:: WHAT YOU SHOULD DO ::
Reproduce each line exactly. Skip none.

====== AVAILABLE RECORDS ======

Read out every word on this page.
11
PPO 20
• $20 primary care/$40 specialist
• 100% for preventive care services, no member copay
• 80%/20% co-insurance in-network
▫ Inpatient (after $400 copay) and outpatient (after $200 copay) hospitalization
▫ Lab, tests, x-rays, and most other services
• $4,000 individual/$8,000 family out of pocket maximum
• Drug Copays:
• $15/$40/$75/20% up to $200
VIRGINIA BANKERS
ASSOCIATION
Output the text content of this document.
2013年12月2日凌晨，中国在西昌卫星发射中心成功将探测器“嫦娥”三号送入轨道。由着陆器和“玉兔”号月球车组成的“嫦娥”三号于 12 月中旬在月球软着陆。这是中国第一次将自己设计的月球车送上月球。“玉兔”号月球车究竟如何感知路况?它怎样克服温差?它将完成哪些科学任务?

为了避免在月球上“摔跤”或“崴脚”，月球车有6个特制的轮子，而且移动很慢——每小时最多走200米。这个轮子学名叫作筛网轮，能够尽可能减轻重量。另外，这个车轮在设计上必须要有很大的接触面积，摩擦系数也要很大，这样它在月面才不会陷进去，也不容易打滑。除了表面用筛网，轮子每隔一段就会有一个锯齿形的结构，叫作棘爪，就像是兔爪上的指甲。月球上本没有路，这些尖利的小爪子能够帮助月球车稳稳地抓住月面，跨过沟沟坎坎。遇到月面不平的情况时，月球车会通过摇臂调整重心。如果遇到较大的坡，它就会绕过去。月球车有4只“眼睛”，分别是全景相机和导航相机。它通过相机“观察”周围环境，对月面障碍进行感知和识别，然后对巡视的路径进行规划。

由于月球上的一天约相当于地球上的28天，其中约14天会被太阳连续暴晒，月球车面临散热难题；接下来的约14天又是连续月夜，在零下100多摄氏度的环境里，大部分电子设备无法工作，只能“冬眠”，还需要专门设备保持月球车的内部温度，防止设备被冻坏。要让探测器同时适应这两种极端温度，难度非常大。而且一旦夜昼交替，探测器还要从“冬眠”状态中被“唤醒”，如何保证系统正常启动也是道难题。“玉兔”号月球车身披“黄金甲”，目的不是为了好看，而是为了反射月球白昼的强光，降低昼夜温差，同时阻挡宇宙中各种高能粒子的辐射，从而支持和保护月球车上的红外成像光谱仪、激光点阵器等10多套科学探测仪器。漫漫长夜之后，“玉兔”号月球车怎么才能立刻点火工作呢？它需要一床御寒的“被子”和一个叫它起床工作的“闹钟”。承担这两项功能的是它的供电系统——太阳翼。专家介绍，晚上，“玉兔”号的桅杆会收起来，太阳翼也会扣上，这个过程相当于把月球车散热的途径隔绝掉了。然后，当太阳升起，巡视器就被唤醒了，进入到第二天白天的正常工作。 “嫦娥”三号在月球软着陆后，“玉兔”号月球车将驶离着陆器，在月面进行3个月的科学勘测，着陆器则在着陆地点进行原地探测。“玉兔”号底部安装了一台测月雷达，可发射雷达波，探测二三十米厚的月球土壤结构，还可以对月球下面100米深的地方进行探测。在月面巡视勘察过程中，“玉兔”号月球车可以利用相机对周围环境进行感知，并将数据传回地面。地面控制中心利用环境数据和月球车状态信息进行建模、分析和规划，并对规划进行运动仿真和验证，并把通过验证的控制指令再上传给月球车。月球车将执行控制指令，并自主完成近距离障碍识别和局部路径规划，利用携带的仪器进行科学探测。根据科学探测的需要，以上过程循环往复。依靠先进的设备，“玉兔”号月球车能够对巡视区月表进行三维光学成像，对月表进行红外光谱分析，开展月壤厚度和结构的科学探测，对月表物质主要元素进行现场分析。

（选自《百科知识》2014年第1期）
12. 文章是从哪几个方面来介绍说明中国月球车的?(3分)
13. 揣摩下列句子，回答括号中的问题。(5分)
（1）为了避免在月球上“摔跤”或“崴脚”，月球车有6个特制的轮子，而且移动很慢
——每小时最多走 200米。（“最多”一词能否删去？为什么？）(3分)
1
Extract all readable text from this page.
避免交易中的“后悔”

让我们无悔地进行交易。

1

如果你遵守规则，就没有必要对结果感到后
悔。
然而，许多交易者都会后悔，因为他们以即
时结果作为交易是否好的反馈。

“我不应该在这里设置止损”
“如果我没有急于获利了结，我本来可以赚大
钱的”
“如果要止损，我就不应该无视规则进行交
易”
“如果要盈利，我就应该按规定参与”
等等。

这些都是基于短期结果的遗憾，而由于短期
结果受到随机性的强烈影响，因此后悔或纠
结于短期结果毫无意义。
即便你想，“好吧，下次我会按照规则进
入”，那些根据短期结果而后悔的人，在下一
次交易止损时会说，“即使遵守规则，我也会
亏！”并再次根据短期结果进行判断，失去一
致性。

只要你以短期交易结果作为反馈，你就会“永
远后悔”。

======

:: TASK SOLUTION ::
Read out every word on this page.
11
PPO 20
• $20 primary care/$40 specialist
• 100% for preventive care services, no member copay
• 80%/20% co-insurance in-network
▫ Inpatient (after $400 copay) and outpatient (after $200 copay) hospitalization
▫ Lab, tests, x-rays, and most other services
• $4,000 individual/$8,000 family out of pocket maximum
• Drug Copays:
• $15/$40/$75/20% up to $200
VIRGINIA BANKERS
ASSOCIATION
Output the text content of this document.
2013年12月2日凌晨，中国在西昌卫星发射中心成功将探测器“嫦娥”三号送入轨道。由着陆器和“玉兔”号月球车组成的“嫦娥”三号于 12 月中旬在月球软着陆。这是中国第一次将自己设计的月球车送上月球。“玉兔”号月球车究竟如何感知路况?它怎样克服温差?它将完成哪些科学任务?

为了避免在月球上“摔跤”或“崴脚”，月球车有6个特制的轮子，而且移动很慢——每小时最多走200米。这个轮子学名叫作筛网轮，能够尽可能减轻重量。另外，这个车轮在设计上必须要有很大的接触面积，摩擦系数也要很大，这样它在月面才不会陷进去，也不容易打滑。除了表面用筛网，轮子每隔一段就会有一个锯齿形的结构，叫作棘爪，就像是兔爪上的指甲。月球上本没有路，这些尖利的小爪子能够帮助月球车稳稳地抓住月面，跨过沟沟坎坎。遇到月面不平的情况时，月球车会通过摇臂调整重心。如果遇到较大的坡，它就会绕过去。月球车有4只“眼睛”，分别是全景相机和导航相机。它通过相机“观察”周围环境，对月面障碍进行感知和识别，然后对巡视的路径进行规划。

由于月球上的一天约相当于地球上的28天，其中约14天会被太阳连续暴晒，月球车面临散热难题；接下来的约14天又是连续月夜，在零下100多摄氏度的环境里，大部分电子设备无法工作，只能“冬眠”，还需要专门设备保持月球车的内部温度，防止设备被冻坏。要让探测器同时适应这两种极端温度，难度非常大。而且一旦夜昼交替，探测器还要从“冬眠”状态中被“唤醒”，如何保证系统正常启动也是道难题。“玉兔”号月球车身披“黄金甲”，目的不是为了好看，而是为了反射月球白昼的强光，降低昼夜温差，同时阻挡宇宙中各种高能粒子的辐射，从而支持和保护月球车上的红外成像光谱仪、激光点阵器等10多套科学探测仪器。漫漫长夜之后，“玉兔”号月球车怎么才能立刻点火工作呢？它需要一床御寒的“被子”和一个叫它起床工作的“闹钟”。承担这两项功能的是它的供电系统——太阳翼。专家介绍，晚上，“玉兔”号的桅杆会收起来，太阳翼也会扣上，这个过程相当于把月球车散热的途径隔绝掉了。然后，当太阳升起，巡视器就被唤醒了，进入到第二天白天的正常工作。 “嫦娥”三号在月球软着陆后，“玉兔”号月球车将驶离着陆器，在月面进行3个月的科学勘测，着陆器则在着陆地点进行原地探测。“玉兔”号底部安装了一台测月雷达，可发射雷达波，探测二三十米厚的月球土壤结构，还可以对月球下面100米深的地方进行探测。在月面巡视勘察过程中，“玉兔”号月球车可以利用相机对周围环境进行感知，并将数据传回地面。地面控制中心利用环境数据和月球车状态信息进行建模、分析和规划，并对规划进行运动仿真和验证，并把通过验证的控制指令再上传给月球车。月球车将执行控制指令，并自主完成近距离障碍识别和局部路径规划，利用携带的仪器进行科学探测。根据科学探测的需要，以上过程循环往复。依靠先进的设备，“玉兔”号月球车能够对巡视区月表进行三维光学成像，对月表进行红外光谱分析，开展月壤厚度和结构的科学探测，对月表物质主要元素进行现场分析。

（选自《百科知识》2014年第1期）
12. 文章是从哪几个方面来介绍说明中国月球车的?(3分)
13. 揣摩下列句子，回答括号中的问题。(5分)
（1）为了避免在月球上“摔跤”或“崴脚”，月球车有6个特制的轮子，而且移动很慢
——每小时最多走 200米。（“最多”一词能否删去？为什么？）(3分)
1
Extract all readable text from this page.
避免交易中的“后悔”

让我们无悔地进行交易。

1

如果你遵守规则，就没有必要对结果感到后
悔。
然而，许多交易者都会后悔，因为他们以即
时结果作为交易是否好的反馈。

“我不应该在这里设置止损”
“如果我没有急于获利了结，我本来可以赚大
钱的”
“如果要止损，我就不应该无视规则进行交
易”
“如果要盈利，我就应该按规定参与”
等等。

这些都是基于短期结果的遗憾，而由于短期
结果受到随机性的强烈影响，因此后悔或纠
结于短期结果毫无意义。
即便你想，“好吧，下次我会按照规则进
入”，那些根据短期结果而后悔的人，在下一
次交易止损时会说，“即使遵守规则，我也会
亏！”并再次根据短期结果进行判断，失去一
致性。

只要你以短期交易结果作为反馈，你就会“永
远后悔”。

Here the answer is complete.